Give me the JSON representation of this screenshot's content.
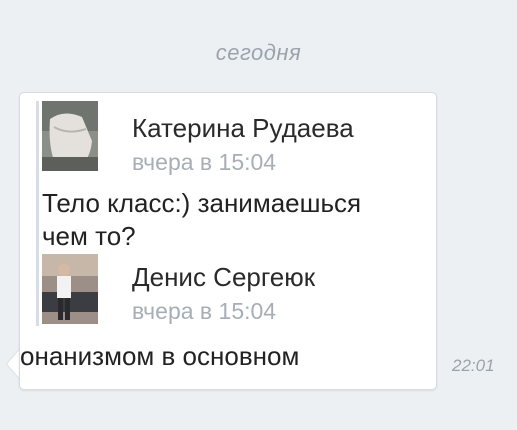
{
  "date_separator": "сегодня",
  "message": {
    "forwarded": [
      {
        "author": "Катерина Рудаева",
        "time": "вчера в 15:04",
        "text": "Тело класс:) занимаешься чем то?"
      },
      {
        "author": "Денис Сергеюк",
        "time": "вчера в 15:04"
      }
    ],
    "text": "онанизмом в основном",
    "sent_time": "22:01"
  }
}
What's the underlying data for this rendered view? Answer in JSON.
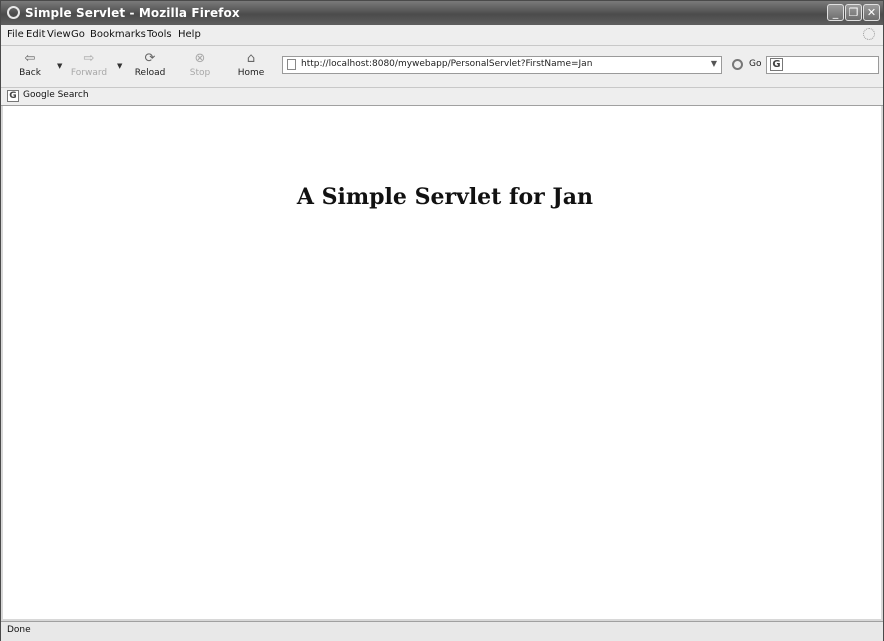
{
  "window": {
    "title": "Simple Servlet - Mozilla Firefox"
  },
  "menu": {
    "file": "File",
    "edit": "Edit",
    "view": "View",
    "go": "Go",
    "bookmarks": "Bookmarks",
    "tools": "Tools",
    "help": "Help"
  },
  "toolbar": {
    "back": "Back",
    "forward": "Forward",
    "reload": "Reload",
    "stop": "Stop",
    "home": "Home",
    "url": "http://localhost:8080/mywebapp/PersonalServlet?FirstName=Jan",
    "go": "Go"
  },
  "bookmarks_bar": {
    "google_search": "Google Search"
  },
  "page": {
    "heading": "A Simple Servlet for Jan"
  },
  "status": {
    "text": "Done"
  }
}
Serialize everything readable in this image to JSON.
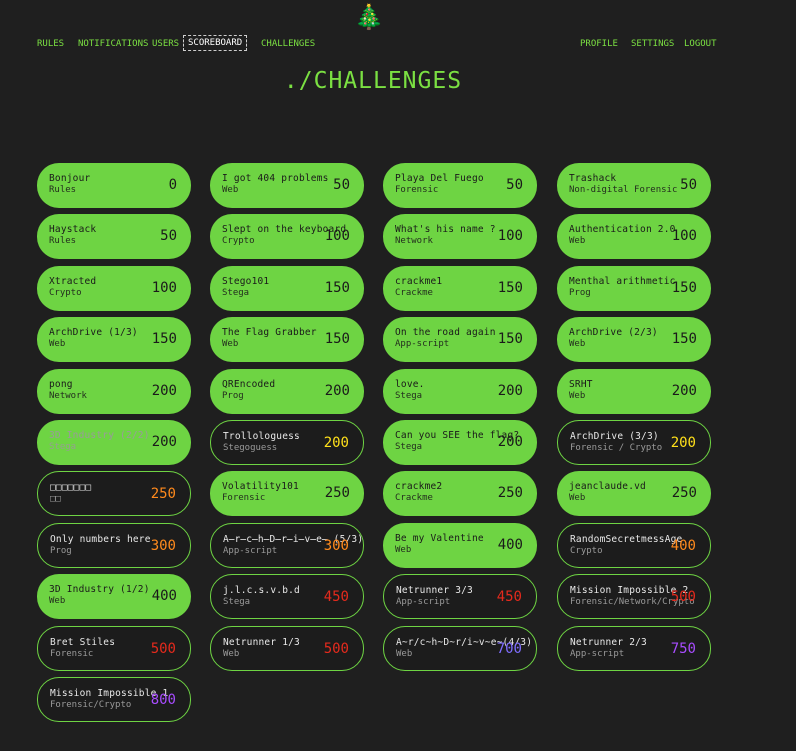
{
  "nav": {
    "left": [
      "RULES",
      "NOTIFICATIONS",
      "USERS",
      "SCOREBOARD",
      "CHALLENGES"
    ],
    "right": [
      "PROFILE",
      "SETTINGS",
      "LOGOUT"
    ],
    "active": "SCOREBOARD"
  },
  "logo_icon": "christmas-tree-icon",
  "page_title": "./CHALLENGES",
  "colors": {
    "bg": "#1f1f1f",
    "solved": "#6ed443",
    "pts_yellow": "#ffe01a",
    "pts_orange": "#ff8a1c",
    "pts_red": "#e52a1c",
    "pts_purple": "#a84cff",
    "pts_blue": "#7f6dff"
  },
  "columns": [
    [
      {
        "name": "Bonjour",
        "category": "Rules",
        "points": "0",
        "state": "solved"
      },
      {
        "name": "Haystack",
        "category": "Rules",
        "points": "50",
        "state": "solved"
      },
      {
        "name": "Xtracted",
        "category": "Crypto",
        "points": "100",
        "state": "solved"
      },
      {
        "name": "ArchDrive (1/3)",
        "category": "Web",
        "points": "150",
        "state": "solved"
      },
      {
        "name": "pong",
        "category": "Network",
        "points": "200",
        "state": "solved"
      },
      {
        "name": "3D Industry (2/2)",
        "category": "Stega",
        "points": "200",
        "state": "solved-dim"
      },
      {
        "name": "□□□□□□□",
        "category": "□□",
        "points": "250",
        "state": "open",
        "color": "#ff8a1c"
      },
      {
        "name": "Only numbers here",
        "category": "Prog",
        "points": "300",
        "state": "open",
        "color": "#ff8a1c"
      },
      {
        "name": "3D Industry (1/2)",
        "category": "Web",
        "points": "400",
        "state": "solved"
      },
      {
        "name": "Bret Stiles",
        "category": "Forensic",
        "points": "500",
        "state": "open",
        "color": "#e52a1c"
      },
      {
        "name": "Mission Impossible 1",
        "category": "Forensic/Crypto",
        "points": "800",
        "state": "open",
        "color": "#a84cff"
      }
    ],
    [
      {
        "name": "I got 404 problems",
        "category": "Web",
        "points": "50",
        "state": "solved"
      },
      {
        "name": "Slept on the keyboard",
        "category": "Crypto",
        "points": "100",
        "state": "solved"
      },
      {
        "name": "Stego101",
        "category": "Stega",
        "points": "150",
        "state": "solved"
      },
      {
        "name": "The Flag Grabber",
        "category": "Web",
        "points": "150",
        "state": "solved"
      },
      {
        "name": "QREncoded",
        "category": "Prog",
        "points": "200",
        "state": "solved"
      },
      {
        "name": "Trollologuess",
        "category": "Stegoguess",
        "points": "200",
        "state": "open",
        "color": "#ffe01a"
      },
      {
        "name": "Volatility101",
        "category": "Forensic",
        "points": "250",
        "state": "solved"
      },
      {
        "name": "A̶r̶c̶h̶D̶r̶i̶v̶e̶ (5/3)",
        "category": "App-script",
        "points": "300",
        "state": "open",
        "color": "#ff8a1c"
      },
      {
        "name": "j.l.c.s.v.b.d",
        "category": "Stega",
        "points": "450",
        "state": "open",
        "color": "#e52a1c"
      },
      {
        "name": "Netrunner 1/3",
        "category": "Web",
        "points": "500",
        "state": "open",
        "color": "#e52a1c"
      }
    ],
    [
      {
        "name": "Playa Del Fuego",
        "category": "Forensic",
        "points": "50",
        "state": "solved"
      },
      {
        "name": "What's his name ?",
        "category": "Network",
        "points": "100",
        "state": "solved"
      },
      {
        "name": "crackme1",
        "category": "Crackme",
        "points": "150",
        "state": "solved"
      },
      {
        "name": "On the road again",
        "category": "App-script",
        "points": "150",
        "state": "solved"
      },
      {
        "name": "love.",
        "category": "Stega",
        "points": "200",
        "state": "solved"
      },
      {
        "name": "Can you SEE the flag?",
        "category": "Stega",
        "points": "200",
        "state": "solved"
      },
      {
        "name": "crackme2",
        "category": "Crackme",
        "points": "250",
        "state": "solved"
      },
      {
        "name": "Be my Valentine",
        "category": "Web",
        "points": "400",
        "state": "solved"
      },
      {
        "name": "Netrunner 3/3",
        "category": "App-script",
        "points": "450",
        "state": "open",
        "color": "#e52a1c"
      },
      {
        "name": "A~r/c~h~D~r/i~v~e~(4/3)",
        "category": "Web",
        "points": "700",
        "state": "open",
        "color": "#7f6dff"
      }
    ],
    [
      {
        "name": "Trashack",
        "category": "Non-digital Forensic",
        "points": "50",
        "state": "solved"
      },
      {
        "name": "Authentication 2.0",
        "category": "Web",
        "points": "100",
        "state": "solved"
      },
      {
        "name": "Menthal arithmetic",
        "category": "Prog",
        "points": "150",
        "state": "solved"
      },
      {
        "name": "ArchDrive (2/3)",
        "category": "Web",
        "points": "150",
        "state": "solved"
      },
      {
        "name": "SRHT",
        "category": "Web",
        "points": "200",
        "state": "solved"
      },
      {
        "name": "ArchDrive (3/3)",
        "category": "Forensic / Crypto",
        "points": "200",
        "state": "open",
        "color": "#ffe01a"
      },
      {
        "name": "jeanclaude.vd",
        "category": "Web",
        "points": "250",
        "state": "solved"
      },
      {
        "name": "RandomSecretmessAge",
        "category": "Crypto",
        "points": "400",
        "state": "open",
        "color": "#ff8a1c"
      },
      {
        "name": "Mission Impossible 2",
        "category": "Forensic/Network/Crypto",
        "points": "500",
        "state": "open",
        "color": "#e52a1c"
      },
      {
        "name": "Netrunner 2/3",
        "category": "App-script",
        "points": "750",
        "state": "open",
        "color": "#a84cff"
      }
    ]
  ]
}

•••

* GIVEN INSTRUCTION *
Which lines hold the string "What"? List them all.

* ANSWER TO THIS PROBLEM *
What's the underlying data for this rendered view? Answer in JSON.
        "name": "What's his name ?",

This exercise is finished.